=== What this task involves ===
Extract all of the entries and set them down verbatim.

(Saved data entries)
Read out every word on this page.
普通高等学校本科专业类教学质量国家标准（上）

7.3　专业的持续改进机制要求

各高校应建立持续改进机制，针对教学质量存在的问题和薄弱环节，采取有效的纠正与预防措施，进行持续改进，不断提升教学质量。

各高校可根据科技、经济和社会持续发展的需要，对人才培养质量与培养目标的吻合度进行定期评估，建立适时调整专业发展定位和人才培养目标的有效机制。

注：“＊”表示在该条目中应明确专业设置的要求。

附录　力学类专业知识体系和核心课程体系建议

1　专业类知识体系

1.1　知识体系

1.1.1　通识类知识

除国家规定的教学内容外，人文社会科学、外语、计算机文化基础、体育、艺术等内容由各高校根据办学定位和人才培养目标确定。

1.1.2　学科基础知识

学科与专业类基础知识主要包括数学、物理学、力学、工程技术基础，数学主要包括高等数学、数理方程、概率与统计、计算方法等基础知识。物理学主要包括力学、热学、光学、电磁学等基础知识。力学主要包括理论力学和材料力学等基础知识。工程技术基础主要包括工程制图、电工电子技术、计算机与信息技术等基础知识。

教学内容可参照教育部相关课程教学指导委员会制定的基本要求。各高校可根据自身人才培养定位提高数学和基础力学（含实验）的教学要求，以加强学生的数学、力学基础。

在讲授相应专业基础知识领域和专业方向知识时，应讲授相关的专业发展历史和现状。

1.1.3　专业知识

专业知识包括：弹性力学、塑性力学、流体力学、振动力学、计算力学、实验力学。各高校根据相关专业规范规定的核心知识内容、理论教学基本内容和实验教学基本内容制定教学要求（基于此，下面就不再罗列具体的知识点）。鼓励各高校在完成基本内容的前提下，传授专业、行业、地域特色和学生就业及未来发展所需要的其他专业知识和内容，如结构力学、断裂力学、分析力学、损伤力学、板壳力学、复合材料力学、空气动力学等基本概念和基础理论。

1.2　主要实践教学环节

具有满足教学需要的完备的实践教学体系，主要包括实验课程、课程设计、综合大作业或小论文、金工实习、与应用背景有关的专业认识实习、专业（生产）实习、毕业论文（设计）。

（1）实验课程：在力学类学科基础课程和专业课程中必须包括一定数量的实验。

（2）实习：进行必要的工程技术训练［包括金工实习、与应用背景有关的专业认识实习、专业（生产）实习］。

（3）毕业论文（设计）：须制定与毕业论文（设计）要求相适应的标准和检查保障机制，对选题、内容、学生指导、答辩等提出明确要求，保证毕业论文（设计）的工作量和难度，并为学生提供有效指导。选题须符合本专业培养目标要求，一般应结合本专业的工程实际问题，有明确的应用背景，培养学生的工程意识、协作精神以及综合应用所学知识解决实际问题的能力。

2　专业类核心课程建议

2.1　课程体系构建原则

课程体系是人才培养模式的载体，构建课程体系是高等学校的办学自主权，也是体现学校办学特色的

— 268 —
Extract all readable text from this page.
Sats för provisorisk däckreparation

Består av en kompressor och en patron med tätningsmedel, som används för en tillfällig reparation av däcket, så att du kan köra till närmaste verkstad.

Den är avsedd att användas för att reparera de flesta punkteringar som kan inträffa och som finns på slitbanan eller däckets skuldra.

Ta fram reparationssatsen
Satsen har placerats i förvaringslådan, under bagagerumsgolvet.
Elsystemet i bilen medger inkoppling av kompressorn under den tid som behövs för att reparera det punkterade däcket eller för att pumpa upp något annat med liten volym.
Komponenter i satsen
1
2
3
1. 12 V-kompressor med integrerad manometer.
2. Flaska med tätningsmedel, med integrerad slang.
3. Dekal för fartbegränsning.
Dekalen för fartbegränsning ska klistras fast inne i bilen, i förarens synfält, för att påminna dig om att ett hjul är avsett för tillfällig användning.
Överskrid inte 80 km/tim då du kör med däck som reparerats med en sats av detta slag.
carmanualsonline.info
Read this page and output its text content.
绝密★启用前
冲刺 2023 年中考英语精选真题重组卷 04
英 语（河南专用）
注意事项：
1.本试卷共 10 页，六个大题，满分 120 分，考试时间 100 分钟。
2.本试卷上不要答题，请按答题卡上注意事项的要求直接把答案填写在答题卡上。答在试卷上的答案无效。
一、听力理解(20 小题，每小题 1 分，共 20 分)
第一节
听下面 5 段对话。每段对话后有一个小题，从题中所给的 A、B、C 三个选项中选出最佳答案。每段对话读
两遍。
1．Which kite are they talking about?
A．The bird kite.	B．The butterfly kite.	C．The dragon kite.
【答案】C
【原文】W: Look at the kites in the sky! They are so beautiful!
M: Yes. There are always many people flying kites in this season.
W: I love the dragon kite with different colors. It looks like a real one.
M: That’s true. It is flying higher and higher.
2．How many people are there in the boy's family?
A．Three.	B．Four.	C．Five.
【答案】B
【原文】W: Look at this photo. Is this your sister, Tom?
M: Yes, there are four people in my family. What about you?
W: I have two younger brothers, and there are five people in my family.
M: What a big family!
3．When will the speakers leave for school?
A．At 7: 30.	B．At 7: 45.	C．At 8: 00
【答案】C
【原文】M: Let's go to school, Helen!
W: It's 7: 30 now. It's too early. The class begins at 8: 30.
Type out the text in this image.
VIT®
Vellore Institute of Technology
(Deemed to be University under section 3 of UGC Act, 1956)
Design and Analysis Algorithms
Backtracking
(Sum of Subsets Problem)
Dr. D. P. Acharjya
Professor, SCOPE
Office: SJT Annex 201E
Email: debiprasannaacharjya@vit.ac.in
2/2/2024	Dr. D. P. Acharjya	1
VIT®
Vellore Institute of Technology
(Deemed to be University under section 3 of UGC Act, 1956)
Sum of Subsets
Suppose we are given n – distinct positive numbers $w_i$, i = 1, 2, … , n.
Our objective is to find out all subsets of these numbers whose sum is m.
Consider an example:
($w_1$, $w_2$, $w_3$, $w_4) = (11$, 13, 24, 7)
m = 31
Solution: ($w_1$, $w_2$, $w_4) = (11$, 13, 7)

=== Answer in full ===
Read out every word on this page.
普通高等学校本科专业类教学质量国家标准（上）

7.3　专业的持续改进机制要求

各高校应建立持续改进机制，针对教学质量存在的问题和薄弱环节，采取有效的纠正与预防措施，进行持续改进，不断提升教学质量。

各高校可根据科技、经济和社会持续发展的需要，对人才培养质量与培养目标的吻合度进行定期评估，建立适时调整专业发展定位和人才培养目标的有效机制。

注：“＊”表示在该条目中应明确专业设置的要求。

附录　力学类专业知识体系和核心课程体系建议

1　专业类知识体系

1.1　知识体系

1.1.1　通识类知识

除国家规定的教学内容外，人文社会科学、外语、计算机文化基础、体育、艺术等内容由各高校根据办学定位和人才培养目标确定。

1.1.2　学科基础知识

学科与专业类基础知识主要包括数学、物理学、力学、工程技术基础，数学主要包括高等数学、数理方程、概率与统计、计算方法等基础知识。物理学主要包括力学、热学、光学、电磁学等基础知识。力学主要包括理论力学和材料力学等基础知识。工程技术基础主要包括工程制图、电工电子技术、计算机与信息技术等基础知识。

教学内容可参照教育部相关课程教学指导委员会制定的基本要求。各高校可根据自身人才培养定位提高数学和基础力学（含实验）的教学要求，以加强学生的数学、力学基础。

在讲授相应专业基础知识领域和专业方向知识时，应讲授相关的专业发展历史和现状。

1.1.3　专业知识

专业知识包括：弹性力学、塑性力学、流体力学、振动力学、计算力学、实验力学。各高校根据相关专业规范规定的核心知识内容、理论教学基本内容和实验教学基本内容制定教学要求（基于此，下面就不再罗列具体的知识点）。鼓励各高校在完成基本内容的前提下，传授专业、行业、地域特色和学生就业及未来发展所需要的其他专业知识和内容，如结构力学、断裂力学、分析力学、损伤力学、板壳力学、复合材料力学、空气动力学等基本概念和基础理论。

1.2　主要实践教学环节

具有满足教学需要的完备的实践教学体系，主要包括实验课程、课程设计、综合大作业或小论文、金工实习、与应用背景有关的专业认识实习、专业（生产）实习、毕业论文（设计）。

（1）实验课程：在力学类学科基础课程和专业课程中必须包括一定数量的实验。

（2）实习：进行必要的工程技术训练［包括金工实习、与应用背景有关的专业认识实习、专业（生产）实习］。

（3）毕业论文（设计）：须制定与毕业论文（设计）要求相适应的标准和检查保障机制，对选题、内容、学生指导、答辩等提出明确要求，保证毕业论文（设计）的工作量和难度，并为学生提供有效指导。选题须符合本专业培养目标要求，一般应结合本专业的工程实际问题，有明确的应用背景，培养学生的工程意识、协作精神以及综合应用所学知识解决实际问题的能力。

2　专业类核心课程建议

2.1　课程体系构建原则

课程体系是人才培养模式的载体，构建课程体系是高等学校的办学自主权，也是体现学校办学特色的

— 268 —
Extract all readable text from this page.
Sats för provisorisk däckreparation

Består av en kompressor och en patron med tätningsmedel, som används för en tillfällig reparation av däcket, så att du kan köra till närmaste verkstad.

Den är avsedd att användas för att reparera de flesta punkteringar som kan inträffa och som finns på slitbanan eller däckets skuldra.

Ta fram reparationssatsen
Satsen har placerats i förvaringslådan, under bagagerumsgolvet.
Elsystemet i bilen medger inkoppling av kompressorn under den tid som behövs för att reparera det punkterade däcket eller för att pumpa upp något annat med liten volym.
Komponenter i satsen
1
2
3
1. 12 V-kompressor med integrerad manometer.
2. Flaska med tätningsmedel, med integrerad slang.
3. Dekal för fartbegränsning.
Dekalen för fartbegränsning ska klistras fast inne i bilen, i förarens synfält, för att påminna dig om att ett hjul är avsett för tillfällig användning.
Överskrid inte 80 km/tim då du kör med däck som reparerats med en sats av detta slag.
carmanualsonline.info
Read this page and output its text content.
绝密★启用前
冲刺 2023 年中考英语精选真题重组卷 04
英 语（河南专用）
注意事项：
1.本试卷共 10 页，六个大题，满分 120 分，考试时间 100 分钟。
2.本试卷上不要答题，请按答题卡上注意事项的要求直接把答案填写在答题卡上。答在试卷上的答案无效。
一、听力理解(20 小题，每小题 1 分，共 20 分)
第一节
听下面 5 段对话。每段对话后有一个小题，从题中所给的 A、B、C 三个选项中选出最佳答案。每段对话读
两遍。
1．Which kite are they talking about?
A．The bird kite.	B．The butterfly kite.	C．The dragon kite.
【答案】C
【原文】W: Look at the kites in the sky! They are so beautiful!
M: Yes. There are always many people flying kites in this season.
W: I love the dragon kite with different colors. It looks like a real one.
M: That’s true. It is flying higher and higher.
2．How many people are there in the boy's family?
A．Three.	B．Four.	C．Five.
【答案】B
【原文】W: Look at this photo. Is this your sister, Tom?
M: Yes, there are four people in my family. What about you?
W: I have two younger brothers, and there are five people in my family.
M: What a big family!
3．When will the speakers leave for school?
A．At 7: 30.	B．At 7: 45.	C．At 8: 00
【答案】C
【原文】M: Let's go to school, Helen!
W: It's 7: 30 now. It's too early. The class begins at 8: 30.
Type out the text in this image.
VIT®
Vellore Institute of Technology
(Deemed to be University under section 3 of UGC Act, 1956)
Design and Analysis Algorithms
Backtracking
(Sum of Subsets Problem)
Dr. D. P. Acharjya
Professor, SCOPE
Office: SJT Annex 201E
Email: debiprasannaacharjya@vit.ac.in
2/2/2024	Dr. D. P. Acharjya	1
VIT®
Vellore Institute of Technology
(Deemed to be University under section 3 of UGC Act, 1956)
Sum of Subsets
Suppose we are given n – distinct positive numbers $w_i$, i = 1, 2, … , n.
Our objective is to find out all subsets of these numbers whose sum is m.
Consider an example:
($w_1$, $w_2$, $w_3$, $w_4) = (11$, 13, 24, 7)
m = 31
Solution: ($w_1$, $w_2$, $w_4) = (11$, 13, 7)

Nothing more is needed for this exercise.